===== Dataset records =====

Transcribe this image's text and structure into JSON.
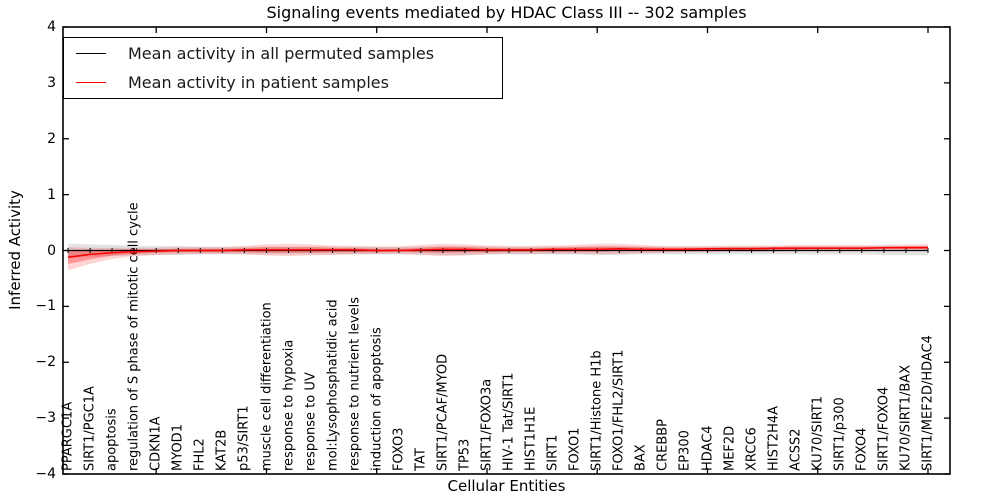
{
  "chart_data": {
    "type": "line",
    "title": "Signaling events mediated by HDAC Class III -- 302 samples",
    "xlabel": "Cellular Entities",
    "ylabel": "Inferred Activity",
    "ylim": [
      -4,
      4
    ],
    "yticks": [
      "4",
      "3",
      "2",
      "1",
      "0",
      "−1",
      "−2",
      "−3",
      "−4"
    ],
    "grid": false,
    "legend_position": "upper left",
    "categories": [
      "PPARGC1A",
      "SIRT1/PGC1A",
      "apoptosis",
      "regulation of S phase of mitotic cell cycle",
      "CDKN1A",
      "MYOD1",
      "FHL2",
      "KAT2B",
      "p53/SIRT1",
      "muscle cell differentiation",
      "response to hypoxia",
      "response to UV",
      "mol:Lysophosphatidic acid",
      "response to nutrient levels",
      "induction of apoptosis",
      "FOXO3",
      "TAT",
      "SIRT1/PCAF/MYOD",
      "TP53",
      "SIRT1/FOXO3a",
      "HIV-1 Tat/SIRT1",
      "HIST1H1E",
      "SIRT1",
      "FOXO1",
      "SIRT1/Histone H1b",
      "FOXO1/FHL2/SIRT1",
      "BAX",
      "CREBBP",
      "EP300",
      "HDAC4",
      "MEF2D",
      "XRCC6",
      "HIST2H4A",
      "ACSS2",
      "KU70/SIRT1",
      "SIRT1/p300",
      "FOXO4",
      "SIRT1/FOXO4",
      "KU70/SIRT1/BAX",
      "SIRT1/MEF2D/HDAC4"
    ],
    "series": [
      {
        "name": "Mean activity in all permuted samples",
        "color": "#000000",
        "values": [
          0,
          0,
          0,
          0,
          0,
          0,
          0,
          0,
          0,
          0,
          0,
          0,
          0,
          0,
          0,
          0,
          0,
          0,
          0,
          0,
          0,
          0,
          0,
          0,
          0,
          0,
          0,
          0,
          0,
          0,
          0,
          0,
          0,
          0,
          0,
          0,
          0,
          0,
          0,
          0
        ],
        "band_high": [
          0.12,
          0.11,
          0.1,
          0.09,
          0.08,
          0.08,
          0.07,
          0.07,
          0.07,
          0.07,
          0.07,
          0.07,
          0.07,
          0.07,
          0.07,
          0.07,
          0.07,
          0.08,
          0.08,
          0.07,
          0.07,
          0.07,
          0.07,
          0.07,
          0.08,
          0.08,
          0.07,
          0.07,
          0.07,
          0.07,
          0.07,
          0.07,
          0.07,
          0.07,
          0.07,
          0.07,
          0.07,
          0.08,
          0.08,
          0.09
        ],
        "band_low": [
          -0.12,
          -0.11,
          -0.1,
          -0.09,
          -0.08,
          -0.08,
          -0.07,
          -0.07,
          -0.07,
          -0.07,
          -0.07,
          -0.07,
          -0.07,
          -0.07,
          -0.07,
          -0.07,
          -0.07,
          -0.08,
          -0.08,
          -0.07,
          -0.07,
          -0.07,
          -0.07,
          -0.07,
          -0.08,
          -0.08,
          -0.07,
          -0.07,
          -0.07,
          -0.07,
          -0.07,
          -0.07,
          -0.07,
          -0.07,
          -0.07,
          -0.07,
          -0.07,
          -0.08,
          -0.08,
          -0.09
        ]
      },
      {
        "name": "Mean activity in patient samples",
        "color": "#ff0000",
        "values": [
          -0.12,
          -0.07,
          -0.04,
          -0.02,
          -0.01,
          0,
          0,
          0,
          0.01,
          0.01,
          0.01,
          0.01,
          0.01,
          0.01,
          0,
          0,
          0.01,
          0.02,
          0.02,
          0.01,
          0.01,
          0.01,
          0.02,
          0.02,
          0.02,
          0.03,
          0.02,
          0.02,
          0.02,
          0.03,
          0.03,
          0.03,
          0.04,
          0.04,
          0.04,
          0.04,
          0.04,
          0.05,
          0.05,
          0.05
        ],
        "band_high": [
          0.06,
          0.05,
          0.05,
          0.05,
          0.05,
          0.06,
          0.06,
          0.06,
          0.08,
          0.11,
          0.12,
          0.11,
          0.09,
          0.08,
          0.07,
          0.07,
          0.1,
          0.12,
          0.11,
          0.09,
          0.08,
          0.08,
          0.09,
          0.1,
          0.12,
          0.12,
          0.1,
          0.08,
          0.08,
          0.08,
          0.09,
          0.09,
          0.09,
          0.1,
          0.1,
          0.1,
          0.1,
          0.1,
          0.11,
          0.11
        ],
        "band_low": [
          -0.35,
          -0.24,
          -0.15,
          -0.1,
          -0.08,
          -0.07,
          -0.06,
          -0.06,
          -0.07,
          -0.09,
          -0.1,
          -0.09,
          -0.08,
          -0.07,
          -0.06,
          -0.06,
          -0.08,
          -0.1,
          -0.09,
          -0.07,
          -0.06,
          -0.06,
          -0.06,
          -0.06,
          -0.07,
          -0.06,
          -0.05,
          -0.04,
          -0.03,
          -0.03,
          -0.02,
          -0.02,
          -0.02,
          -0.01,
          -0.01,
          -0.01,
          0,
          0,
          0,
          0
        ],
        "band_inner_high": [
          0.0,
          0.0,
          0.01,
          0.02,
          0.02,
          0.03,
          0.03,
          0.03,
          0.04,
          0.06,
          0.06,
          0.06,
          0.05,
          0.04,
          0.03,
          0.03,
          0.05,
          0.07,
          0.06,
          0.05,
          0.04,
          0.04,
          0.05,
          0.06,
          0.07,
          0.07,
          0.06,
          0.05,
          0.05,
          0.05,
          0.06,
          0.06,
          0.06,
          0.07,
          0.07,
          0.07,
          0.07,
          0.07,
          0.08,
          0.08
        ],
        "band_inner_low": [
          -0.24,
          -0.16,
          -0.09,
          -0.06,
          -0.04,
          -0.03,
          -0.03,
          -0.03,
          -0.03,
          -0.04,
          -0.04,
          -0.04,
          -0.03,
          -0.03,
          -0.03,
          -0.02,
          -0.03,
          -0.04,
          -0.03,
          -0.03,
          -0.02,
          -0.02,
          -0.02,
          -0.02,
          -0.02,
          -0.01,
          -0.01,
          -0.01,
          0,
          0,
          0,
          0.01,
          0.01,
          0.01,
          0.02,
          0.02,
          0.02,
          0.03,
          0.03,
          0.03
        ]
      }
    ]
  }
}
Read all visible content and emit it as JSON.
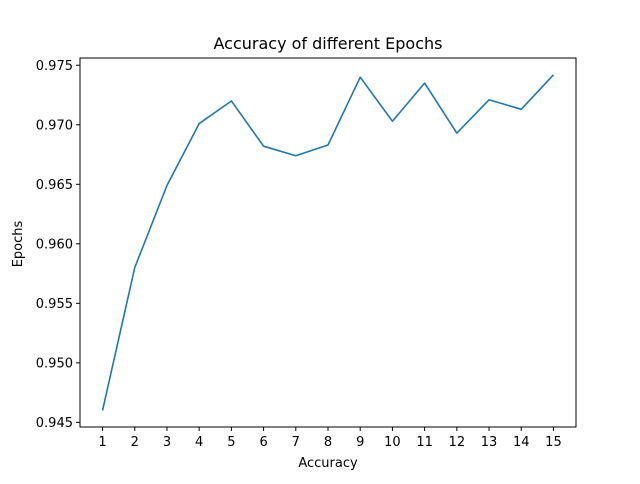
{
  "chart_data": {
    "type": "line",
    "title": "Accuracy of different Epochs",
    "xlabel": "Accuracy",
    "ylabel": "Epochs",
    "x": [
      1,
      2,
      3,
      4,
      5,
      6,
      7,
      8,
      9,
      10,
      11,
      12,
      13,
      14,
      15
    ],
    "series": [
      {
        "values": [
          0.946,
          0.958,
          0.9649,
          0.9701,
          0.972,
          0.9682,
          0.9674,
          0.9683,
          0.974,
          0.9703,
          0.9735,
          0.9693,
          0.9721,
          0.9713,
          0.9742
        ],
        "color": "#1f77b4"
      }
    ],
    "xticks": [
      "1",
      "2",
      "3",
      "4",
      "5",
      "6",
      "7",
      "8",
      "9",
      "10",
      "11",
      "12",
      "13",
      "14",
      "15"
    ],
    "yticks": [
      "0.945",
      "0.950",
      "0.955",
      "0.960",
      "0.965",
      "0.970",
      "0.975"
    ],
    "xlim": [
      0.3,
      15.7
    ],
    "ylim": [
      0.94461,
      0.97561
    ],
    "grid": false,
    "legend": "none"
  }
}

=====

Search the lines for the word "name" and report how many contain it, by number only.

2